▸ TASK BRIEF: Give back each entry unchanged, minus pictures.

··· DATA RECORDS

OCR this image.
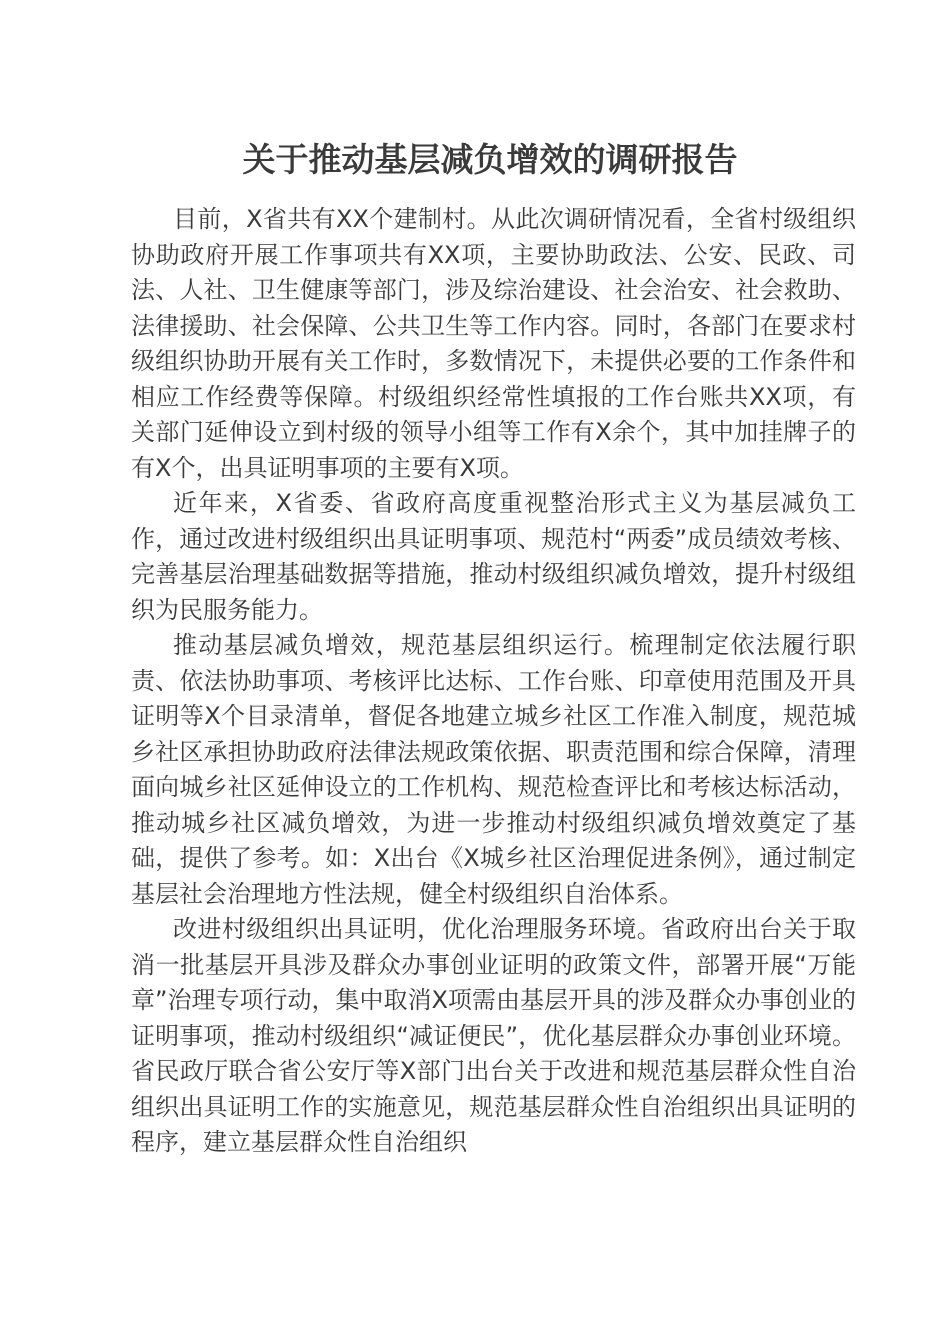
关于推动基层减负增效的调研报告

目前，X省共有XX个建制村。从此次调研情况看，全省村级组织协助政府开展工作事项共有XX项，主要协助政法、公安、民政、司法、人社、卫生健康等部门，涉及综治建设、社会治安、社会救助、法律援助、社会保障、公共卫生等工作内容。同时，各部门在要求村级组织协助开展有关工作时，多数情况下，未提供必要的工作条件和相应工作经费等保障。村级组织经常性填报的工作台账共XX项，有关部门延伸设立到村级的领导小组等工作有X余个，其中加挂牌子的有X个，出具证明事项的主要有X项。

近年来，X省委、省政府高度重视整治形式主义为基层减负工作，通过改进村级组织出具证明事项、规范村“两委”成员绩效考核、完善基层治理基础数据等措施，推动村级组织减负增效，提升村级组织为民服务能力。

推动基层减负增效，规范基层组织运行。梳理制定依法履行职责、依法协助事项、考核评比达标、工作台账、印章使用范围及开具证明等X个目录清单，督促各地建立城乡社区工作准入制度，规范城乡社区承担协助政府法律法规政策依据、职责范围和综合保障，清理面向城乡社区延伸设立的工作机构、规范检查评比和考核达标活动，推动城乡社区减负增效，为进一步推动村级组织减负增效奠定了基础，提供了参考。如：X出台《X城乡社区治理促进条例》，通过制定基层社会治理地方性法规，健全村级组织自治体系。

改进村级组织出具证明，优化治理服务环境。省政府出台关于取消一批基层开具涉及群众办事创业证明的政策文件，部署开展“万能章”治理专项行动，集中取消X项需由基层开具的涉及群众办事创业的证明事项，推动村级组织“减证便民”，优化基层群众办事创业环境。省民政厅联合省公安厅等X部门出台关于改进和规范基层群众性自治组织出具证明工作的实施意见，规范基层群众性自治组织出具证明的程序，建立基层群众性自治组织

······

▸ OUTPUT FOR THIS EXERCISE:
OCR this image.
关于推动基层减负增效的调研报告

目前，X省共有XX个建制村。从此次调研情况看，全省村级组织协助政府开展工作事项共有XX项，主要协助政法、公安、民政、司法、人社、卫生健康等部门，涉及综治建设、社会治安、社会救助、法律援助、社会保障、公共卫生等工作内容。同时，各部门在要求村级组织协助开展有关工作时，多数情况下，未提供必要的工作条件和相应工作经费等保障。村级组织经常性填报的工作台账共XX项，有关部门延伸设立到村级的领导小组等工作有X余个，其中加挂牌子的有X个，出具证明事项的主要有X项。

近年来，X省委、省政府高度重视整治形式主义为基层减负工作，通过改进村级组织出具证明事项、规范村“两委”成员绩效考核、完善基层治理基础数据等措施，推动村级组织减负增效，提升村级组织为民服务能力。

推动基层减负增效，规范基层组织运行。梳理制定依法履行职责、依法协助事项、考核评比达标、工作台账、印章使用范围及开具证明等X个目录清单，督促各地建立城乡社区工作准入制度，规范城乡社区承担协助政府法律法规政策依据、职责范围和综合保障，清理面向城乡社区延伸设立的工作机构、规范检查评比和考核达标活动，推动城乡社区减负增效，为进一步推动村级组织减负增效奠定了基础，提供了参考。如：X出台《X城乡社区治理促进条例》，通过制定基层社会治理地方性法规，健全村级组织自治体系。

改进村级组织出具证明，优化治理服务环境。省政府出台关于取消一批基层开具涉及群众办事创业证明的政策文件，部署开展“万能章”治理专项行动，集中取消X项需由基层开具的涉及群众办事创业的证明事项，推动村级组织“减证便民”，优化基层群众办事创业环境。省民政厅联合省公安厅等X部门出台关于改进和规范基层群众性自治组织出具证明工作的实施意见，规范基层群众性自治组织出具证明的程序，建立基层群众性自治组织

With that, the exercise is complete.